▶ [DIRECTIVE]
Repeat each line exactly as it is written.

▶ [DATASET ROWS]

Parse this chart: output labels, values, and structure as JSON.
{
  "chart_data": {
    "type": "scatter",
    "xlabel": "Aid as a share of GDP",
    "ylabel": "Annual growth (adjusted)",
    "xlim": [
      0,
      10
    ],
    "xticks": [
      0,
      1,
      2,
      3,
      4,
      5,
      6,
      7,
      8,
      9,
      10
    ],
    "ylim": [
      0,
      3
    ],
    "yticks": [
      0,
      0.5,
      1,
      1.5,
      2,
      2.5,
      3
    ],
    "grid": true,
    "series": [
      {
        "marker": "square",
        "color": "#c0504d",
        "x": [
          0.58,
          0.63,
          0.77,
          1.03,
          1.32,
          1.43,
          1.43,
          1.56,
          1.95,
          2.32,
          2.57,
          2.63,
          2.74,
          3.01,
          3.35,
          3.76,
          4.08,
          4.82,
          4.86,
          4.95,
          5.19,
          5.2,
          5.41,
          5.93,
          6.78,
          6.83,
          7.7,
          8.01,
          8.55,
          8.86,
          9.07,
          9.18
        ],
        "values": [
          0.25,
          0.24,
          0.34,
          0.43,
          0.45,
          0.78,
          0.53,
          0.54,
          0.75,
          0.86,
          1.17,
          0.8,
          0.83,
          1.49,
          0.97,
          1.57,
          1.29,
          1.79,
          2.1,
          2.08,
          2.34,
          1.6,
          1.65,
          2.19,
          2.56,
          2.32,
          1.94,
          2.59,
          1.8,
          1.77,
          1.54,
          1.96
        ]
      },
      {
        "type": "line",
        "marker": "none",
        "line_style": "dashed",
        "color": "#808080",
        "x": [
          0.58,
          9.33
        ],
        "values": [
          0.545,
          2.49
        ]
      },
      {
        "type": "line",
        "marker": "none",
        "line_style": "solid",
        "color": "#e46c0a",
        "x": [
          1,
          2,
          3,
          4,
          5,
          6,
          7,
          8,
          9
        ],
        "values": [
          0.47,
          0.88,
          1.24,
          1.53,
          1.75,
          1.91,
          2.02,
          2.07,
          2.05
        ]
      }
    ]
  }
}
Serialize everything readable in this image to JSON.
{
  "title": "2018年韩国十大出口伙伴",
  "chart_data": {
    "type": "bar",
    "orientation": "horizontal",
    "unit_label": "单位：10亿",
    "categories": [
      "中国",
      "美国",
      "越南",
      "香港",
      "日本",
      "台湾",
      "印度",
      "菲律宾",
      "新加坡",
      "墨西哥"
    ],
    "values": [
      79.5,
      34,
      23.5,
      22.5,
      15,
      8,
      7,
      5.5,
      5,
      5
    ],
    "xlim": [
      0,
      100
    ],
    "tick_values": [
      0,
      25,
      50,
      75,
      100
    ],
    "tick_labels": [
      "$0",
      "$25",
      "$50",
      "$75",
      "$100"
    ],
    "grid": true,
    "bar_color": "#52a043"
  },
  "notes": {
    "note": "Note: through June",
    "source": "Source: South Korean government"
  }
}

▶ [SOLUTION FOR THIS EXERCISE]
Parse this chart: output labels, values, and structure as JSON.
{
  "chart_data": {
    "type": "scatter",
    "xlabel": "Aid as a share of GDP",
    "ylabel": "Annual growth (adjusted)",
    "xlim": [
      0,
      10
    ],
    "xticks": [
      0,
      1,
      2,
      3,
      4,
      5,
      6,
      7,
      8,
      9,
      10
    ],
    "ylim": [
      0,
      3
    ],
    "yticks": [
      0,
      0.5,
      1,
      1.5,
      2,
      2.5,
      3
    ],
    "grid": true,
    "series": [
      {
        "marker": "square",
        "color": "#c0504d",
        "x": [
          0.58,
          0.63,
          0.77,
          1.03,
          1.32,
          1.43,
          1.43,
          1.56,
          1.95,
          2.32,
          2.57,
          2.63,
          2.74,
          3.01,
          3.35,
          3.76,
          4.08,
          4.82,
          4.86,
          4.95,
          5.19,
          5.2,
          5.41,
          5.93,
          6.78,
          6.83,
          7.7,
          8.01,
          8.55,
          8.86,
          9.07,
          9.18
        ],
        "values": [
          0.25,
          0.24,
          0.34,
          0.43,
          0.45,
          0.78,
          0.53,
          0.54,
          0.75,
          0.86,
          1.17,
          0.8,
          0.83,
          1.49,
          0.97,
          1.57,
          1.29,
          1.79,
          2.1,
          2.08,
          2.34,
          1.6,
          1.65,
          2.19,
          2.56,
          2.32,
          1.94,
          2.59,
          1.8,
          1.77,
          1.54,
          1.96
        ]
      },
      {
        "type": "line",
        "marker": "none",
        "line_style": "dashed",
        "color": "#808080",
        "x": [
          0.58,
          9.33
        ],
        "values": [
          0.545,
          2.49
        ]
      },
      {
        "type": "line",
        "marker": "none",
        "line_style": "solid",
        "color": "#e46c0a",
        "x": [
          1,
          2,
          3,
          4,
          5,
          6,
          7,
          8,
          9
        ],
        "values": [
          0.47,
          0.88,
          1.24,
          1.53,
          1.75,
          1.91,
          2.02,
          2.07,
          2.05
        ]
      }
    ]
  }
}
Serialize everything readable in this image to JSON.
{
  "title": "2018年韩国十大出口伙伴",
  "chart_data": {
    "type": "bar",
    "orientation": "horizontal",
    "unit_label": "单位：10亿",
    "categories": [
      "中国",
      "美国",
      "越南",
      "香港",
      "日本",
      "台湾",
      "印度",
      "菲律宾",
      "新加坡",
      "墨西哥"
    ],
    "values": [
      79.5,
      34,
      23.5,
      22.5,
      15,
      8,
      7,
      5.5,
      5,
      5
    ],
    "xlim": [
      0,
      100
    ],
    "tick_values": [
      0,
      25,
      50,
      75,
      100
    ],
    "tick_labels": [
      "$0",
      "$25",
      "$50",
      "$75",
      "$100"
    ],
    "grid": true,
    "bar_color": "#52a043"
  },
  "notes": {
    "note": "Note: through June",
    "source": "Source: South Korean government"
  }
}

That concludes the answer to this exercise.